• _EXERCISE_
Quote, without change, all of the lines that follow.

• _STORED DATA_
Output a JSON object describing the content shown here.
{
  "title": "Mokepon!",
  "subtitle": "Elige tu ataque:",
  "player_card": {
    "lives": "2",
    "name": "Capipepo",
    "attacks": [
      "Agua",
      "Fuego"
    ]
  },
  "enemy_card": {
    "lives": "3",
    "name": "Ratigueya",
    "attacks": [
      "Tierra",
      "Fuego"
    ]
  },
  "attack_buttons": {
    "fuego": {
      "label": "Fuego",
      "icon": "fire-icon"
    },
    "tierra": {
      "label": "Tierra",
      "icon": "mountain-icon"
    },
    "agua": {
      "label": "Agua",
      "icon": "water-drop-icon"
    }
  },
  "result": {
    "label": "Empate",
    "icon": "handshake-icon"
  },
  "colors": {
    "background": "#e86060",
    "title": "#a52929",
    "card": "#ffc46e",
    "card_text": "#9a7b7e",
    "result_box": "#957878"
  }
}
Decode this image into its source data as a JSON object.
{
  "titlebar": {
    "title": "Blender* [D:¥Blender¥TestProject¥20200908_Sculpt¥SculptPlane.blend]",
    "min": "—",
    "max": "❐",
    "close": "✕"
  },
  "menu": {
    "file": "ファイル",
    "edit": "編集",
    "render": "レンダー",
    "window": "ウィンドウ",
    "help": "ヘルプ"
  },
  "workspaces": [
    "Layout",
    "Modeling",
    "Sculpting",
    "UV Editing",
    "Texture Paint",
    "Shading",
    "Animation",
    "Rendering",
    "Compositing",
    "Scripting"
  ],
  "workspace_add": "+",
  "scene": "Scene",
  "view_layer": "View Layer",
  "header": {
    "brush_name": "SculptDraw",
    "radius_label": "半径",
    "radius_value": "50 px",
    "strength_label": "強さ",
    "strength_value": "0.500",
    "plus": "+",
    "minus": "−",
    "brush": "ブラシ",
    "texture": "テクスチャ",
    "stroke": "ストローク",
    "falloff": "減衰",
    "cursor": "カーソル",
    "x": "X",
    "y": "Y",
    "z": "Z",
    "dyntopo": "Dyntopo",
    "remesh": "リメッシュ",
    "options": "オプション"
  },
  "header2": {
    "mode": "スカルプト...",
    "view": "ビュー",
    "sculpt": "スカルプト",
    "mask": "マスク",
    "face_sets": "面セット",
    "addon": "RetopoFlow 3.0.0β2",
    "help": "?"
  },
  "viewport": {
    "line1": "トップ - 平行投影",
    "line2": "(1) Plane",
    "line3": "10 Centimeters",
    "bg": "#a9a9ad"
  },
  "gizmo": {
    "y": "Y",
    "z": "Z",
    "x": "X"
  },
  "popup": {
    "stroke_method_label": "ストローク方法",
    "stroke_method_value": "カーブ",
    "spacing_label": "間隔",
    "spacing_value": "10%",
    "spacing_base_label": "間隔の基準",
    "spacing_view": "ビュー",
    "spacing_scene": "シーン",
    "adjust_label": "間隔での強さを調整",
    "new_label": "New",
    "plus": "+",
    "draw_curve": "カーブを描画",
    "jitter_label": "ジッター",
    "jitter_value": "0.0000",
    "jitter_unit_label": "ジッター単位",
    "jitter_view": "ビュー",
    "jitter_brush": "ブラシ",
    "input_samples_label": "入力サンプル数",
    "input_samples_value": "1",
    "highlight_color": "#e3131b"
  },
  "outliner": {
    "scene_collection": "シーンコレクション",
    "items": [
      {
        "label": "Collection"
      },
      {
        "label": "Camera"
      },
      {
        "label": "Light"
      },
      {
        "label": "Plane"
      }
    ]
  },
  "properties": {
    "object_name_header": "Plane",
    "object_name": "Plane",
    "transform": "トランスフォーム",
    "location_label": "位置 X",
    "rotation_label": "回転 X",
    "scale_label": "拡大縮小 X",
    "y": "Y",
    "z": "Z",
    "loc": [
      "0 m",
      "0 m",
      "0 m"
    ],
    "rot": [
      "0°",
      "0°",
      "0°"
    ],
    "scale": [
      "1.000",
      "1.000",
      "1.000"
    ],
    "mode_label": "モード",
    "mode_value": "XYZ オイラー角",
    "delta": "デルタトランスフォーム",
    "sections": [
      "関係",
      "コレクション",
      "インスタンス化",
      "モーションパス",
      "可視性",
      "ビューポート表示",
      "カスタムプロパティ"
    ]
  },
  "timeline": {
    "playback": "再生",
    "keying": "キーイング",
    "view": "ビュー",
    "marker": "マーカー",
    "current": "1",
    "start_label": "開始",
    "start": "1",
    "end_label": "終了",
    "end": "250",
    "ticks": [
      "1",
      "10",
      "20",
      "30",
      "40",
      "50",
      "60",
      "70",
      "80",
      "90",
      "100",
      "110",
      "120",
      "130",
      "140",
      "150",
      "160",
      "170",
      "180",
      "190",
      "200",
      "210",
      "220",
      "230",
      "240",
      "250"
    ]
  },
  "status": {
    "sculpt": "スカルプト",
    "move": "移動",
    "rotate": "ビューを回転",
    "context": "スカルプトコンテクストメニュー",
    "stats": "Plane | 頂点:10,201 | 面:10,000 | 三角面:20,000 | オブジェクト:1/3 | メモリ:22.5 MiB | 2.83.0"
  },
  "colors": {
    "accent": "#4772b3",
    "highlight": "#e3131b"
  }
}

• _CORRECT OUTPUT_
Output a JSON object describing the content shown here.
{
  "title": "Mokepon!",
  "subtitle": "Elige tu ataque:",
  "player_card": {
    "lives": "2",
    "name": "Capipepo",
    "attacks": [
      "Agua",
      "Fuego"
    ]
  },
  "enemy_card": {
    "lives": "3",
    "name": "Ratigueya",
    "attacks": [
      "Tierra",
      "Fuego"
    ]
  },
  "attack_buttons": {
    "fuego": {
      "label": "Fuego",
      "icon": "fire-icon"
    },
    "tierra": {
      "label": "Tierra",
      "icon": "mountain-icon"
    },
    "agua": {
      "label": "Agua",
      "icon": "water-drop-icon"
    }
  },
  "result": {
    "label": "Empate",
    "icon": "handshake-icon"
  },
  "colors": {
    "background": "#e86060",
    "title": "#a52929",
    "card": "#ffc46e",
    "card_text": "#9a7b7e",
    "result_box": "#957878"
  }
}
Decode this image into its source data as a JSON object.
{
  "titlebar": {
    "title": "Blender* [D:¥Blender¥TestProject¥20200908_Sculpt¥SculptPlane.blend]",
    "min": "—",
    "max": "❐",
    "close": "✕"
  },
  "menu": {
    "file": "ファイル",
    "edit": "編集",
    "render": "レンダー",
    "window": "ウィンドウ",
    "help": "ヘルプ"
  },
  "workspaces": [
    "Layout",
    "Modeling",
    "Sculpting",
    "UV Editing",
    "Texture Paint",
    "Shading",
    "Animation",
    "Rendering",
    "Compositing",
    "Scripting"
  ],
  "workspace_add": "+",
  "scene": "Scene",
  "view_layer": "View Layer",
  "header": {
    "brush_name": "SculptDraw",
    "radius_label": "半径",
    "radius_value": "50 px",
    "strength_label": "強さ",
    "strength_value": "0.500",
    "plus": "+",
    "minus": "−",
    "brush": "ブラシ",
    "texture": "テクスチャ",
    "stroke": "ストローク",
    "falloff": "減衰",
    "cursor": "カーソル",
    "x": "X",
    "y": "Y",
    "z": "Z",
    "dyntopo": "Dyntopo",
    "remesh": "リメッシュ",
    "options": "オプション"
  },
  "header2": {
    "mode": "スカルプト...",
    "view": "ビュー",
    "sculpt": "スカルプト",
    "mask": "マスク",
    "face_sets": "面セット",
    "addon": "RetopoFlow 3.0.0β2",
    "help": "?"
  },
  "viewport": {
    "line1": "トップ - 平行投影",
    "line2": "(1) Plane",
    "line3": "10 Centimeters",
    "bg": "#a9a9ad"
  },
  "gizmo": {
    "y": "Y",
    "z": "Z",
    "x": "X"
  },
  "popup": {
    "stroke_method_label": "ストローク方法",
    "stroke_method_value": "カーブ",
    "spacing_label": "間隔",
    "spacing_value": "10%",
    "spacing_base_label": "間隔の基準",
    "spacing_view": "ビュー",
    "spacing_scene": "シーン",
    "adjust_label": "間隔での強さを調整",
    "new_label": "New",
    "plus": "+",
    "draw_curve": "カーブを描画",
    "jitter_label": "ジッター",
    "jitter_value": "0.0000",
    "jitter_unit_label": "ジッター単位",
    "jitter_view": "ビュー",
    "jitter_brush": "ブラシ",
    "input_samples_label": "入力サンプル数",
    "input_samples_value": "1",
    "highlight_color": "#e3131b"
  },
  "outliner": {
    "scene_collection": "シーンコレクション",
    "items": [
      {
        "label": "Collection"
      },
      {
        "label": "Camera"
      },
      {
        "label": "Light"
      },
      {
        "label": "Plane"
      }
    ]
  },
  "properties": {
    "object_name_header": "Plane",
    "object_name": "Plane",
    "transform": "トランスフォーム",
    "location_label": "位置 X",
    "rotation_label": "回転 X",
    "scale_label": "拡大縮小 X",
    "y": "Y",
    "z": "Z",
    "loc": [
      "0 m",
      "0 m",
      "0 m"
    ],
    "rot": [
      "0°",
      "0°",
      "0°"
    ],
    "scale": [
      "1.000",
      "1.000",
      "1.000"
    ],
    "mode_label": "モード",
    "mode_value": "XYZ オイラー角",
    "delta": "デルタトランスフォーム",
    "sections": [
      "関係",
      "コレクション",
      "インスタンス化",
      "モーションパス",
      "可視性",
      "ビューポート表示",
      "カスタムプロパティ"
    ]
  },
  "timeline": {
    "playback": "再生",
    "keying": "キーイング",
    "view": "ビュー",
    "marker": "マーカー",
    "current": "1",
    "start_label": "開始",
    "start": "1",
    "end_label": "終了",
    "end": "250",
    "ticks": [
      "1",
      "10",
      "20",
      "30",
      "40",
      "50",
      "60",
      "70",
      "80",
      "90",
      "100",
      "110",
      "120",
      "130",
      "140",
      "150",
      "160",
      "170",
      "180",
      "190",
      "200",
      "210",
      "220",
      "230",
      "240",
      "250"
    ]
  },
  "status": {
    "sculpt": "スカルプト",
    "move": "移動",
    "rotate": "ビューを回転",
    "context": "スカルプトコンテクストメニュー",
    "stats": "Plane | 頂点:10,201 | 面:10,000 | 三角面:20,000 | オブジェクト:1/3 | メモリ:22.5 MiB | 2.83.0"
  },
  "colors": {
    "accent": "#4772b3",
    "highlight": "#e3131b"
  }
}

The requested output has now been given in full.